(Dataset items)
= = = =

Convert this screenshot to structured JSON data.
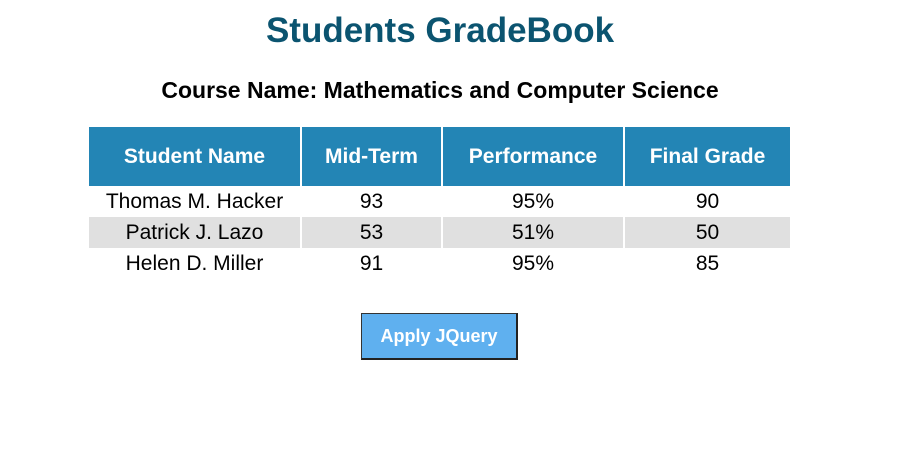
{
  "page": {
    "title": "Students GradeBook",
    "course_name": "Course Name: Mathematics and Computer Science"
  },
  "table": {
    "headers": [
      "Student Name",
      "Mid-Term",
      "Performance",
      "Final Grade"
    ],
    "rows": [
      [
        "Thomas M. Hacker",
        "93",
        "95%",
        "90"
      ],
      [
        "Patrick J. Lazo",
        "53",
        "51%",
        "50"
      ],
      [
        "Helen D. Miller",
        "91",
        "95%",
        "85"
      ]
    ]
  },
  "actions": {
    "apply_label": "Apply JQuery"
  },
  "colors": {
    "title": "#0b5470",
    "header_bg": "#2385b5",
    "row_alt_bg": "#e0e0e0",
    "button_bg": "#5fb0ef"
  }
}
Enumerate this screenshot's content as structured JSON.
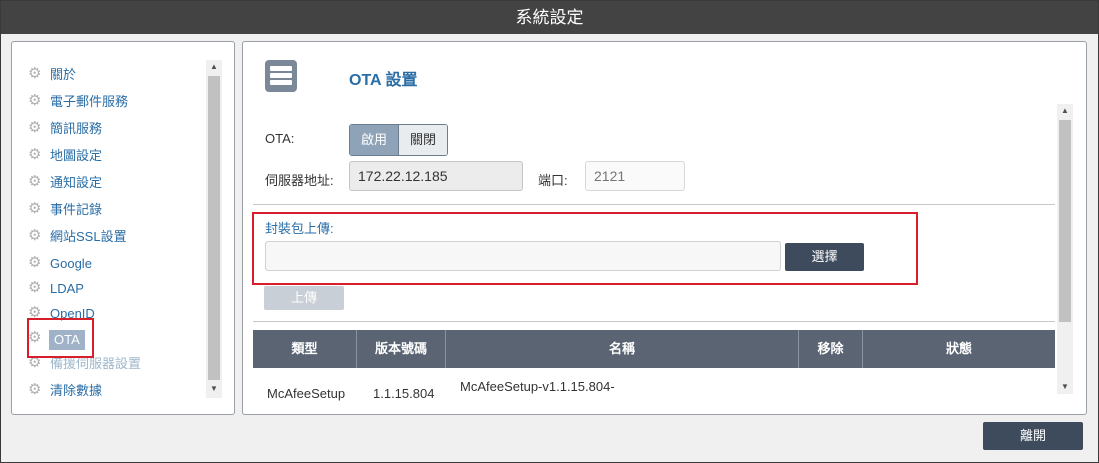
{
  "window": {
    "title": "系統設定"
  },
  "sidebar": {
    "items": [
      {
        "label": "關於"
      },
      {
        "label": "電子郵件服務"
      },
      {
        "label": "簡訊服務"
      },
      {
        "label": "地圖設定"
      },
      {
        "label": "通知設定"
      },
      {
        "label": "事件記錄"
      },
      {
        "label": "網站SSL設置"
      },
      {
        "label": "Google"
      },
      {
        "label": "LDAP"
      },
      {
        "label": "OpenID"
      },
      {
        "label": "OTA"
      },
      {
        "label": "備援伺服器設置"
      },
      {
        "label": "清除數據"
      }
    ],
    "active": "OTA"
  },
  "ota": {
    "title": "OTA 設置",
    "ota_label": "OTA:",
    "enable_label": "啟用",
    "disable_label": "關閉",
    "server_label": "伺服器地址:",
    "server_value": "172.22.12.185",
    "port_label": "端口:",
    "port_placeholder": "2121",
    "package_label": "封裝包上傳:",
    "file_value": "",
    "select_label": "選擇",
    "upload_label": "上傳"
  },
  "table": {
    "headers": [
      "類型",
      "版本號碼",
      "名稱",
      "移除",
      "狀態"
    ],
    "rows": [
      {
        "type": "McAfeeSetup",
        "version": "1.1.15.804",
        "name": "McAfeeSetup-v1.1.15.804-"
      }
    ]
  },
  "footer": {
    "leave_label": "離開"
  }
}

= = = =

▶ [TASK BRIEF] Images in the data above are to be skipped. Retype all other material exactly.

▶ [COMPLETE ANSWER]
Convert this screenshot to structured JSON data.
{
  "page": {
    "title": "Students GradeBook",
    "course_name": "Course Name: Mathematics and Computer Science"
  },
  "table": {
    "headers": [
      "Student Name",
      "Mid-Term",
      "Performance",
      "Final Grade"
    ],
    "rows": [
      [
        "Thomas M. Hacker",
        "93",
        "95%",
        "90"
      ],
      [
        "Patrick J. Lazo",
        "53",
        "51%",
        "50"
      ],
      [
        "Helen D. Miller",
        "91",
        "95%",
        "85"
      ]
    ]
  },
  "actions": {
    "apply_label": "Apply JQuery"
  },
  "colors": {
    "title": "#0b5470",
    "header_bg": "#2385b5",
    "row_alt_bg": "#e0e0e0",
    "button_bg": "#5fb0ef"
  }
}
Enumerate this screenshot's content as structured JSON.
{
  "window": {
    "title": "系統設定"
  },
  "sidebar": {
    "items": [
      {
        "label": "關於"
      },
      {
        "label": "電子郵件服務"
      },
      {
        "label": "簡訊服務"
      },
      {
        "label": "地圖設定"
      },
      {
        "label": "通知設定"
      },
      {
        "label": "事件記錄"
      },
      {
        "label": "網站SSL設置"
      },
      {
        "label": "Google"
      },
      {
        "label": "LDAP"
      },
      {
        "label": "OpenID"
      },
      {
        "label": "OTA"
      },
      {
        "label": "備援伺服器設置"
      },
      {
        "label": "清除數據"
      }
    ],
    "active": "OTA"
  },
  "ota": {
    "title": "OTA 設置",
    "ota_label": "OTA:",
    "enable_label": "啟用",
    "disable_label": "關閉",
    "server_label": "伺服器地址:",
    "server_value": "172.22.12.185",
    "port_label": "端口:",
    "port_placeholder": "2121",
    "package_label": "封裝包上傳:",
    "file_value": "",
    "select_label": "選擇",
    "upload_label": "上傳"
  },
  "table": {
    "headers": [
      "類型",
      "版本號碼",
      "名稱",
      "移除",
      "狀態"
    ],
    "rows": [
      {
        "type": "McAfeeSetup",
        "version": "1.1.15.804",
        "name": "McAfeeSetup-v1.1.15.804-"
      }
    ]
  },
  "footer": {
    "leave_label": "離開"
  }
}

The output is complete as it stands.